Requirement: Count every line that includes the string "Pomiar" in the entries that follow. Nothing besides the number is needed.

Material for the task:
+===+

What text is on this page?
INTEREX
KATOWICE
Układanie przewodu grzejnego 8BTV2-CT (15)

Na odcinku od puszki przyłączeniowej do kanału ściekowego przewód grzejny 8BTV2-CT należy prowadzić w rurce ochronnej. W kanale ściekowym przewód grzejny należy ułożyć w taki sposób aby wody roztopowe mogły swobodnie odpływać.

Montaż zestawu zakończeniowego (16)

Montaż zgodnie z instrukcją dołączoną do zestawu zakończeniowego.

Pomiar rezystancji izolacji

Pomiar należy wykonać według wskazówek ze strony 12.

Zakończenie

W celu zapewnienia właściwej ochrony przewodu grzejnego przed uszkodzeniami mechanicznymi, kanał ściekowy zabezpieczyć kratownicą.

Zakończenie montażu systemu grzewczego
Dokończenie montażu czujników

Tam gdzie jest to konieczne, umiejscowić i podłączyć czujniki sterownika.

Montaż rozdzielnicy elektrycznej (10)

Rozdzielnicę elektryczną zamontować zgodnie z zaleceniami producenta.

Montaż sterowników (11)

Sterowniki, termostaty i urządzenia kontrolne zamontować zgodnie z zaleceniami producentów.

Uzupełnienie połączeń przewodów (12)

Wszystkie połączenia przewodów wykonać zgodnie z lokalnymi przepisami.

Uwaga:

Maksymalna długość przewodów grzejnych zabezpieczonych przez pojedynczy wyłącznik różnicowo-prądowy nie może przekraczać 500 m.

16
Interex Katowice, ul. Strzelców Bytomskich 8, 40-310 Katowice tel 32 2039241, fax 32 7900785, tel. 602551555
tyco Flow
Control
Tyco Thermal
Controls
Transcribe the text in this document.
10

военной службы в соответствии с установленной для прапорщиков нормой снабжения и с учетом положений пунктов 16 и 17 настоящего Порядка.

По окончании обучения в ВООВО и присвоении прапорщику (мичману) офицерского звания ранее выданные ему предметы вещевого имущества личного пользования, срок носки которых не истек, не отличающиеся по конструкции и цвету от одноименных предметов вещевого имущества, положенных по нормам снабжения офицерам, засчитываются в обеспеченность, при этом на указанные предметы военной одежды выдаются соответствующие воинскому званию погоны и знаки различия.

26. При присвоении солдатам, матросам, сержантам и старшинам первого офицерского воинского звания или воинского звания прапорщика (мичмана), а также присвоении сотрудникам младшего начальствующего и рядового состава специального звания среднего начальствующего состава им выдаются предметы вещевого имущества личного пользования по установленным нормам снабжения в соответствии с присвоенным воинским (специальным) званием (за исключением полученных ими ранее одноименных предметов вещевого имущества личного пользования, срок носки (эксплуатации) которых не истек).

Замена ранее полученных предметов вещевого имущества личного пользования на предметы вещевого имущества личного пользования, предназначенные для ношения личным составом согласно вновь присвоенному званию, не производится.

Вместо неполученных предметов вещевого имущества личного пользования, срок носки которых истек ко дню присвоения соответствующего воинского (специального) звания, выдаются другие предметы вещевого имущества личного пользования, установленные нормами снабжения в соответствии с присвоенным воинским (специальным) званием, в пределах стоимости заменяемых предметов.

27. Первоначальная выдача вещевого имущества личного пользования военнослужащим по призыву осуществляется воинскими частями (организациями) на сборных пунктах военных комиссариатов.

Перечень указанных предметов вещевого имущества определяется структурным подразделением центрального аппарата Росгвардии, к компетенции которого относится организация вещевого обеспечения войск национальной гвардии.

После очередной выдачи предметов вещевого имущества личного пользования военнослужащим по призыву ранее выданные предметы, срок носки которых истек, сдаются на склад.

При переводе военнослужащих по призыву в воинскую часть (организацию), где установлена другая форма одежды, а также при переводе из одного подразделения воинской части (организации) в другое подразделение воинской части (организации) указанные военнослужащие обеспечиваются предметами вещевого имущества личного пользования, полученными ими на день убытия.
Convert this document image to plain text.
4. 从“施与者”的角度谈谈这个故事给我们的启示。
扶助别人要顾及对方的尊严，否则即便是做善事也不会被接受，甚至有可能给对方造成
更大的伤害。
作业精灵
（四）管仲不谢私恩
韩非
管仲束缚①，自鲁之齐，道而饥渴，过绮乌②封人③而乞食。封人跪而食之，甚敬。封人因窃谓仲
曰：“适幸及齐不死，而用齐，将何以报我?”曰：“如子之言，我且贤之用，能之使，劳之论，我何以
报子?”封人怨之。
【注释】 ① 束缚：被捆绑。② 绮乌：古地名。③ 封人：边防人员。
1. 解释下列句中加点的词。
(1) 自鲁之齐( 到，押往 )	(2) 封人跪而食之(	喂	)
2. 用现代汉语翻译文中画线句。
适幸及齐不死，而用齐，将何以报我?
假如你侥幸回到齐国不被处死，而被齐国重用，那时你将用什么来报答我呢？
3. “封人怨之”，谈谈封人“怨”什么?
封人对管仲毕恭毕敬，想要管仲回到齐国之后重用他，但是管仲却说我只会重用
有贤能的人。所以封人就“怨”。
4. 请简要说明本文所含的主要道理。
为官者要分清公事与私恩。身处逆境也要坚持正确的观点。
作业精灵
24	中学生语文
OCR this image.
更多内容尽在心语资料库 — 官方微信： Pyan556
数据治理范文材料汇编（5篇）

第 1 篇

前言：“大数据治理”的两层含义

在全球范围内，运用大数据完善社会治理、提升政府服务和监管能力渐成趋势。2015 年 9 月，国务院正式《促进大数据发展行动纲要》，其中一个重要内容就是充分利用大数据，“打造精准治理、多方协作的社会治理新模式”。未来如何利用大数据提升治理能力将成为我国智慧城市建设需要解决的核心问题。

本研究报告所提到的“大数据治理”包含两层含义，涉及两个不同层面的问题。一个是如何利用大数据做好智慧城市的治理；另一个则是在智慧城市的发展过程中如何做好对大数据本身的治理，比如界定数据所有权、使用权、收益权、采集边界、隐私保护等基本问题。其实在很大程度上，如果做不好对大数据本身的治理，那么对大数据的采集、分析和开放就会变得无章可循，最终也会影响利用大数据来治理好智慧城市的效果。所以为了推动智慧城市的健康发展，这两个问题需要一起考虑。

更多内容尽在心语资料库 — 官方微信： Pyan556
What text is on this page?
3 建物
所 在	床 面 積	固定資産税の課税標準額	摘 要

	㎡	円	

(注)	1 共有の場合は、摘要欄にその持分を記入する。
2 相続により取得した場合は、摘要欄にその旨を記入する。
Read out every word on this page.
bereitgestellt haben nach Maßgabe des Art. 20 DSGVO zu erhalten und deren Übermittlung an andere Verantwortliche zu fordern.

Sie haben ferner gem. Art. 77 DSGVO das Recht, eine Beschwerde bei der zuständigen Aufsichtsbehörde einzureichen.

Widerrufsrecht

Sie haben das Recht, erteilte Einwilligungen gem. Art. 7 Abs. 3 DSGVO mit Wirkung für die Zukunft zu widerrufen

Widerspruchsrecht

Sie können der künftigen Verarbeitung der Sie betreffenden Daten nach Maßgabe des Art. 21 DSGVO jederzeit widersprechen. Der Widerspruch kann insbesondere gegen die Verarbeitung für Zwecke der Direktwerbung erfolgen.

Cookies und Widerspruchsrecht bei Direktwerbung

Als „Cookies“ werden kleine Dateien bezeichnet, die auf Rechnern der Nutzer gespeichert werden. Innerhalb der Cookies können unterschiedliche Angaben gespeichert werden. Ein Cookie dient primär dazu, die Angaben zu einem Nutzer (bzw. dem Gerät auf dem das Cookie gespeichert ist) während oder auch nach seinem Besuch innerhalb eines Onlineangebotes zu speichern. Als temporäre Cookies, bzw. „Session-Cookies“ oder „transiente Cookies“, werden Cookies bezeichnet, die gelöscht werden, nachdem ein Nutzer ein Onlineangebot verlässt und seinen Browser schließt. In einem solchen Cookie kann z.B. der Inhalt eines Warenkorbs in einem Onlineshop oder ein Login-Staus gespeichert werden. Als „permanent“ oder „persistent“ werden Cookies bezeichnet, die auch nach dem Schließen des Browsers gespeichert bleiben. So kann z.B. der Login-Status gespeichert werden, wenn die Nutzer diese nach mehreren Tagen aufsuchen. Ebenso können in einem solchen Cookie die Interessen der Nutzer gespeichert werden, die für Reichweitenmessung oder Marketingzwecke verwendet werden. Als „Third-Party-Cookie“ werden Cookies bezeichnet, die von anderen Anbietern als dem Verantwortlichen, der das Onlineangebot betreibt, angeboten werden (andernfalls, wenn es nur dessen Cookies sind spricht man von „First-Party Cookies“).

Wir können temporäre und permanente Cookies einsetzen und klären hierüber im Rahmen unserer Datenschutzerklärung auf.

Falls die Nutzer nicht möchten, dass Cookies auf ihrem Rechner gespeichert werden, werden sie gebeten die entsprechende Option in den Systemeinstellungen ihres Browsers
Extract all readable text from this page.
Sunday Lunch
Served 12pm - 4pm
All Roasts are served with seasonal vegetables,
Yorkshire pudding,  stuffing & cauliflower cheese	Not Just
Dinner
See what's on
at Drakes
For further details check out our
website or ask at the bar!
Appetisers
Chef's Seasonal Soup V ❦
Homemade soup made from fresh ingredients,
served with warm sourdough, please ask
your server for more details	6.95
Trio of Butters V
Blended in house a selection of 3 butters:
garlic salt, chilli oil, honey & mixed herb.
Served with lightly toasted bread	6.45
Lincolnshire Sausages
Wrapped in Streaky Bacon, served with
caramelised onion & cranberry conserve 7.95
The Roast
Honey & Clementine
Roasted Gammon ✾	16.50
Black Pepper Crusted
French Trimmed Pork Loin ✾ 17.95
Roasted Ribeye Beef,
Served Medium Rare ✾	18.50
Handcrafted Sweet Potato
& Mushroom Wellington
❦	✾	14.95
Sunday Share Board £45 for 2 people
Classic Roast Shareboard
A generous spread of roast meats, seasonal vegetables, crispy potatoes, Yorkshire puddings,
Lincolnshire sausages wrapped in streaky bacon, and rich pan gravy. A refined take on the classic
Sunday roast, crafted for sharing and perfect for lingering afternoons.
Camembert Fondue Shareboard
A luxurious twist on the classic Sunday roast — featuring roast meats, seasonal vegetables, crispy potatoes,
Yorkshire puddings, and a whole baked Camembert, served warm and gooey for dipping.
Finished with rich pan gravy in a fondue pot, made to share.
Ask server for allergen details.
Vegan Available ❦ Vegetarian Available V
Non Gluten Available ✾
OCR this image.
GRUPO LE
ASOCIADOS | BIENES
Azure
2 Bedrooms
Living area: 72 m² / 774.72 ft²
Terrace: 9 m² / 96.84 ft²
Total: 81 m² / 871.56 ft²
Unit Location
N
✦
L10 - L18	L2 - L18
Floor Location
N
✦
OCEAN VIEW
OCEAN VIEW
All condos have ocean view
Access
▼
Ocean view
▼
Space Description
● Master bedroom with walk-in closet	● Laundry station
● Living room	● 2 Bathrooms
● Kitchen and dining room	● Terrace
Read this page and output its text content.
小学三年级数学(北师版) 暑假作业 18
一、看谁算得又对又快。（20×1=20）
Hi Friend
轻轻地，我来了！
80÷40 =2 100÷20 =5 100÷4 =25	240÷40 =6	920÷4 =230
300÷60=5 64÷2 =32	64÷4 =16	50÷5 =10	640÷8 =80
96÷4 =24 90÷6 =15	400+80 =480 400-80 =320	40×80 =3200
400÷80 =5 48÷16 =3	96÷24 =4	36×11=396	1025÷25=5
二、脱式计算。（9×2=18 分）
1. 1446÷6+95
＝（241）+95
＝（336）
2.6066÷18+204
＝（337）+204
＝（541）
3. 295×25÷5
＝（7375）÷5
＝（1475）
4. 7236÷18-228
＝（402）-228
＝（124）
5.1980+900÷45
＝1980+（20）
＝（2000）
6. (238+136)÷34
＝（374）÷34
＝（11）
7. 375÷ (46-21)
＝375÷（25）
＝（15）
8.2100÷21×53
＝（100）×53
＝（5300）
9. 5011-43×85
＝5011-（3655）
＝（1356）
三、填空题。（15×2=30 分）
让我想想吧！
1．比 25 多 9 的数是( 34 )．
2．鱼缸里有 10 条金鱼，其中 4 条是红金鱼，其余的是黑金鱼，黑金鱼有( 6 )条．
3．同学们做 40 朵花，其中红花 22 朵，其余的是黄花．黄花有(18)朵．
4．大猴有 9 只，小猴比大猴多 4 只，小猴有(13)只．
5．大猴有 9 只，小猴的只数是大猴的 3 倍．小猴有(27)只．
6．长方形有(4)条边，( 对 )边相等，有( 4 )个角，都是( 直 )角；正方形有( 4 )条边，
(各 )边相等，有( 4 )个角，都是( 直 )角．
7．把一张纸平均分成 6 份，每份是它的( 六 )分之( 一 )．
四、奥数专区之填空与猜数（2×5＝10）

+===+

Output for this exercise: 2